#### [Records to process]

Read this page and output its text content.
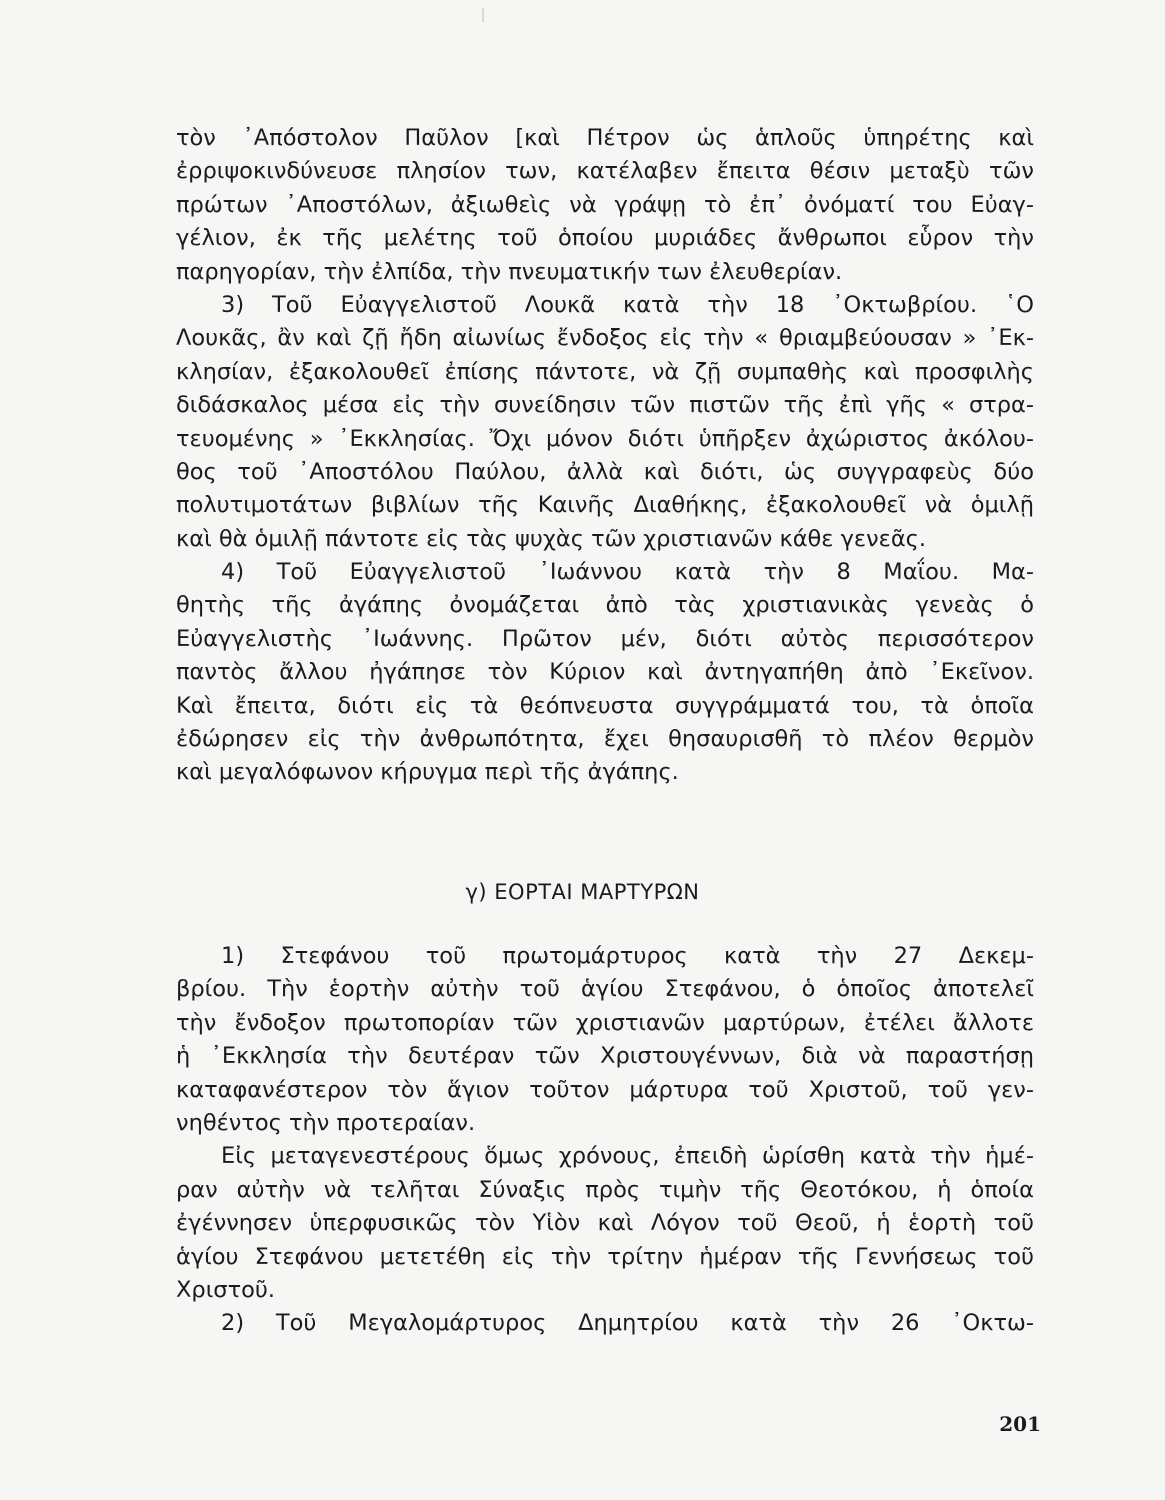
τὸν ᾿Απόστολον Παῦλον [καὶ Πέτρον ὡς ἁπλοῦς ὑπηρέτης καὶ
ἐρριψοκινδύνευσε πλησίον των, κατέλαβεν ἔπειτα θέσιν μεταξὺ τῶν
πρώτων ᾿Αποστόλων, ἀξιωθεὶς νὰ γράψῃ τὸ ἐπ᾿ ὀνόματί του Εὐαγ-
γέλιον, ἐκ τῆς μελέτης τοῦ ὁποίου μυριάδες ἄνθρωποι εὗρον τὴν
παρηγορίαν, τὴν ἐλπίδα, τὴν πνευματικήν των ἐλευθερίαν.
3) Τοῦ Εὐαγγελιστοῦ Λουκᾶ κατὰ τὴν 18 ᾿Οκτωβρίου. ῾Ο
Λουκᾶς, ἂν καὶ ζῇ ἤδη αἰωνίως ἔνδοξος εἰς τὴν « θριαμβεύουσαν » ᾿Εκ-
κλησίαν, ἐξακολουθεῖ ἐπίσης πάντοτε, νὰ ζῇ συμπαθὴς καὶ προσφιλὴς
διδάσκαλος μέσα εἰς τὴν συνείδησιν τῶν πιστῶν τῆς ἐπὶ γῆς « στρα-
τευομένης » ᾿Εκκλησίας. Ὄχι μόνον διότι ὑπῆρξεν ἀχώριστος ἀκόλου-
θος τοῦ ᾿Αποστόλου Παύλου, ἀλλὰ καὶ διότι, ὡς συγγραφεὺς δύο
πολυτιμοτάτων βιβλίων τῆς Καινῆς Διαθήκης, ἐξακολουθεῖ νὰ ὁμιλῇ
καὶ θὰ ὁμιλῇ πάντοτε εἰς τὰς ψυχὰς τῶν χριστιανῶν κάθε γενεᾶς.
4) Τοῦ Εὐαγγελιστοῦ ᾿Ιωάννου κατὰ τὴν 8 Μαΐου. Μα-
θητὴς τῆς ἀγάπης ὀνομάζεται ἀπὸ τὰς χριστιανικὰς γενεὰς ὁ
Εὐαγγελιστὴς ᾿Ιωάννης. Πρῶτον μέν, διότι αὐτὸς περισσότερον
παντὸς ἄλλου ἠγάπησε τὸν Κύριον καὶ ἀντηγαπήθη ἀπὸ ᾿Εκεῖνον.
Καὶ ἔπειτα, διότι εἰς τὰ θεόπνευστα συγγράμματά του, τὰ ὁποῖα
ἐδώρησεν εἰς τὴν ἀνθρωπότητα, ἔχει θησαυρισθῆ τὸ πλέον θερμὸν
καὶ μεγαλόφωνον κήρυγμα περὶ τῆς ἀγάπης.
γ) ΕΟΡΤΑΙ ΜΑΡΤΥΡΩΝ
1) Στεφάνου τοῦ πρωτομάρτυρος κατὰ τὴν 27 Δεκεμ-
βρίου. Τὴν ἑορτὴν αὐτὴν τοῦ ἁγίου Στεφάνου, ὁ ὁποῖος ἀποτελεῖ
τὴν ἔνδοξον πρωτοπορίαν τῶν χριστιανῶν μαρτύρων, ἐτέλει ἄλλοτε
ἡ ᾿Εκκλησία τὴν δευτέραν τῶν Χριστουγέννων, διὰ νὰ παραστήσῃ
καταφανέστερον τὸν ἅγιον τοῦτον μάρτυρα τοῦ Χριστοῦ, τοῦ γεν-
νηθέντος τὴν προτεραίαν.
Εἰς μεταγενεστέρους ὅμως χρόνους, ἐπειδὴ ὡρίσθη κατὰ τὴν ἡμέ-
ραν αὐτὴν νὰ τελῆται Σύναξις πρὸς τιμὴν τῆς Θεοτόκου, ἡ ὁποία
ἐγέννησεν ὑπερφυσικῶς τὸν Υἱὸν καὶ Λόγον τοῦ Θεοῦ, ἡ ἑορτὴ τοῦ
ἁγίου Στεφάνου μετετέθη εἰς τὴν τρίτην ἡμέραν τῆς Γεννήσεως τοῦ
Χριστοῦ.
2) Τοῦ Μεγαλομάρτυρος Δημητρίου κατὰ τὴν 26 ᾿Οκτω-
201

#### [Given problem]
Where a line holds "ἔπειτα", copy it out.

#### [Completed task]
ἐρριψοκινδύνευσε πλησίον των, κατέλαβεν ἔπειτα θέσιν μεταξὺ τῶν
Καὶ ἔπειτα, διότι εἰς τὰ θεόπνευστα συγγράμματά του, τὰ ὁποῖα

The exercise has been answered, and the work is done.